### Source
— Begin —
In television, the visual is generally the predominant element. Use Creative Aerobics as a tool to get you started.

You might decide to create a “Strip Show” where the commercial visual spends 30 seconds just peeling off the skin of the orange and removing a wedge of fruit. With a camera in an extreme close-up of the orange, your product would dominate the screen. Proper lighting would make the orange sparkle and glow, reinforcing its juiciness, and heightening its appetite appeal. The end result: a very simple commercial idea with the product as hero.

Can you latch onto an idea with the name “ball?” Tapping into CA #3, suppose you replace the ball in a pinball game with an orange. Replace the pinball machine graphics with product-related graphics; and make the pinball machine proportionately larger, since oranges are larger than pinballs. Everything about the orange becomes larger than life. And the larger the visual elements, the more impact they will have.

Or, instead of a pinball machine, you might decide the visual vehicle should be a computer game. Weigh the pros and cons—a computer game format would certainly provide a contemporary “feel” to the visual. On the other hand, the use of an actual orange in a custom pinball machine would provide a three-dimensional image. And photography of the actual product rather than a computer-generated graphic of it may prove more effective.
— End —
### Data block
— Begin —
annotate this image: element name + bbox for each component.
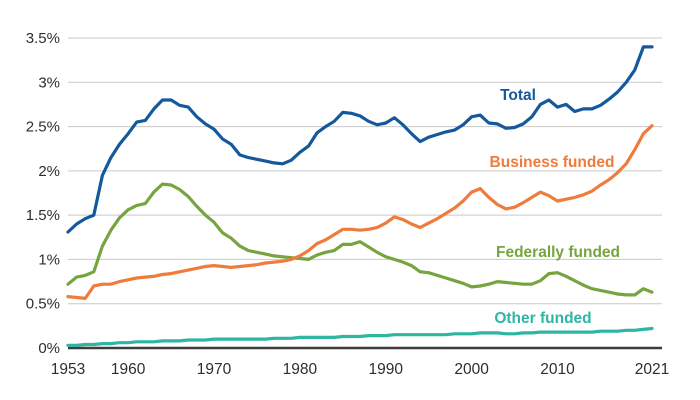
— End —
### Exercise task
Could you give the orange commercial text again from "Can you latch" to "they will have.", swapping "pinball machine" for "arcade cabinet"?

### The solution
Can you latch onto an idea with the name “ball?” Tapping into CA #3, suppose you replace the ball in a pinball game with an orange. Replace the arcade cabinet graphics with product-related graphics; and make the arcade cabinet proportionately larger, since oranges are larger than pinballs. Everything about the orange becomes larger than life. And the larger the visual elements, the more impact they will have.